Collected data entries:
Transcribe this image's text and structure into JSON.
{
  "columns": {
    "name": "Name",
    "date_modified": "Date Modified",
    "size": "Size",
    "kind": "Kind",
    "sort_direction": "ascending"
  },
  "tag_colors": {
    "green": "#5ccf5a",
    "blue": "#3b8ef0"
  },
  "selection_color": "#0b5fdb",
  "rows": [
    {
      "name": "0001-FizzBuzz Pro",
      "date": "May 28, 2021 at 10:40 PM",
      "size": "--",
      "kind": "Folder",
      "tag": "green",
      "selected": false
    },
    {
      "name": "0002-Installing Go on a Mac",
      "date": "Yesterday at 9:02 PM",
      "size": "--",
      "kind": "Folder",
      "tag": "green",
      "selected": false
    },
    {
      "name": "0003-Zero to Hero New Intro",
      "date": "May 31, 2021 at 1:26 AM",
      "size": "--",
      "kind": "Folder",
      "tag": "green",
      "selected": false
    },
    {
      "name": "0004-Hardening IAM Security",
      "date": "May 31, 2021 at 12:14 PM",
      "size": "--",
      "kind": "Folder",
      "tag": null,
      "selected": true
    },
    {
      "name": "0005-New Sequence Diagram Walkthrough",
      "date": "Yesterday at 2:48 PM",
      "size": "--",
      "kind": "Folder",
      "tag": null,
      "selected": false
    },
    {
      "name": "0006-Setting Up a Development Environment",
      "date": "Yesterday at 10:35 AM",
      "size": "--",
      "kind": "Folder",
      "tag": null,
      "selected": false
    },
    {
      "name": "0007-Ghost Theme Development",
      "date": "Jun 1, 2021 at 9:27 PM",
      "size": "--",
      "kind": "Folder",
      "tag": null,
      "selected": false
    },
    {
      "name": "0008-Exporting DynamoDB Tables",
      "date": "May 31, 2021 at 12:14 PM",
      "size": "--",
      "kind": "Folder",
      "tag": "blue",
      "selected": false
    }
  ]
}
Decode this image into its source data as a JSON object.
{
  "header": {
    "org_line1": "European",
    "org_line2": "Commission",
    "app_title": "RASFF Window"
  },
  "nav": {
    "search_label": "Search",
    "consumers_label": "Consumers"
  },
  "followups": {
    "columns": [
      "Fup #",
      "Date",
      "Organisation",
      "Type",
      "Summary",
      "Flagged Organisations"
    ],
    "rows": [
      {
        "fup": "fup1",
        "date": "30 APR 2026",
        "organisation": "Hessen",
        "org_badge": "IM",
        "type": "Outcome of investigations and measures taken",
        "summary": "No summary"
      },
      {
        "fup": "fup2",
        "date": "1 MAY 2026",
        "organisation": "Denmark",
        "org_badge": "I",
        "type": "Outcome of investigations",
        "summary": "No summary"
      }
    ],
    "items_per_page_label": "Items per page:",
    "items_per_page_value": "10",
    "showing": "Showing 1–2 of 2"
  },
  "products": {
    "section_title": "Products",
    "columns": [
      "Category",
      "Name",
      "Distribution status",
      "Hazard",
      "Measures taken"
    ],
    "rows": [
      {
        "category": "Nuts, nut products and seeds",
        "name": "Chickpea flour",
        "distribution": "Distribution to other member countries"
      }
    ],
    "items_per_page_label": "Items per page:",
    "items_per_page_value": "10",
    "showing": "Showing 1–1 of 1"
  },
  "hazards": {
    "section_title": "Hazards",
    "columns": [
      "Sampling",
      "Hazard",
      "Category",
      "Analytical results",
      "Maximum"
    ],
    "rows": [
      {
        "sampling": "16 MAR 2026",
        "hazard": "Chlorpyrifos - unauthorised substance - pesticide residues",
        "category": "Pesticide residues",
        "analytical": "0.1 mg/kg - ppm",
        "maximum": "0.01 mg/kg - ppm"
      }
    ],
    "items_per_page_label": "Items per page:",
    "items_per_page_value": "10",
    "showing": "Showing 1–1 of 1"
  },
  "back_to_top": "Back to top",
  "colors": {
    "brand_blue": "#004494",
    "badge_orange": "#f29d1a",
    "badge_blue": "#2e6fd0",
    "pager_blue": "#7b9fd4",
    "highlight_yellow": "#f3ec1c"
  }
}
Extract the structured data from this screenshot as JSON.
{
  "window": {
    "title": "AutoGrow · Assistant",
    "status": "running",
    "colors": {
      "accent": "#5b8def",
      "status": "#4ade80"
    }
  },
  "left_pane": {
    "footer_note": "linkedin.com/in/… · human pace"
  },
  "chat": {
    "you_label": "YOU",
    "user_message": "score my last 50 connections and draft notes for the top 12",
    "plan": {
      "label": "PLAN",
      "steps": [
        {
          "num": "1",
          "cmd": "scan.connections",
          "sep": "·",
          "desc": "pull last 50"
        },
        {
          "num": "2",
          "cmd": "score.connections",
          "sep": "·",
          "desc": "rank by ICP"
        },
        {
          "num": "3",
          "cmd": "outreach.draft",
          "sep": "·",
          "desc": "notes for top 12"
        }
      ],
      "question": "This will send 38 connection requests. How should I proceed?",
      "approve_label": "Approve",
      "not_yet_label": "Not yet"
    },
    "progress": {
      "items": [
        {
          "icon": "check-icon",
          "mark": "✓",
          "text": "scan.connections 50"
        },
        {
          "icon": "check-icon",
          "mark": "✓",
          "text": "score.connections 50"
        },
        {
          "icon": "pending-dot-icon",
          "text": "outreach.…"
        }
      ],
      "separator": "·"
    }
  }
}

YOUR GOAL:
Check each line of the records for the word "image", and show the lines that contain it.

RESPONSE:
Transcribe this image's text and structure into JSON.
Decode this image into its source data as a JSON object.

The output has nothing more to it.